**WORK TO COMPLETE**
Find each line with the string "name" and copy it.

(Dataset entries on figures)
--- begin ---

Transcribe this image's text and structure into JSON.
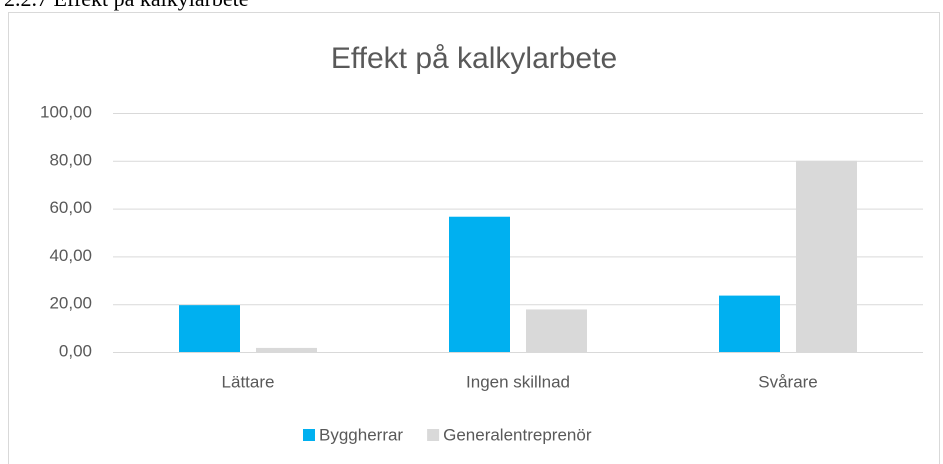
{
  "heading": "2.2.7 Effekt på kalkylarbete",
  "chart_data": {
    "type": "bar",
    "title": "Effekt på kalkylarbete",
    "categories": [
      "Lättare",
      "Ingen skillnad",
      "Svårare"
    ],
    "series": [
      {
        "name": "Byggherrar",
        "color": "#00b0f0",
        "values": [
          19.6,
          56.6,
          23.6
        ]
      },
      {
        "name": "Generalentreprenör",
        "color": "#d9d9d9",
        "values": [
          1.7,
          17.8,
          80.0
        ]
      }
    ],
    "ylim": [
      0,
      100
    ],
    "yticks": [
      {
        "value": 0,
        "label": "0,00"
      },
      {
        "value": 20,
        "label": "20,00"
      },
      {
        "value": 40,
        "label": "40,00"
      },
      {
        "value": 60,
        "label": "60,00"
      },
      {
        "value": 80,
        "label": "80,00"
      },
      {
        "value": 100,
        "label": "100,00"
      }
    ],
    "grid": true,
    "legend": "bottom"
  }
}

--- end ---

**TASK SOLUTION**
        "name": "Byggherrar",
        "name": "Generalentreprenör",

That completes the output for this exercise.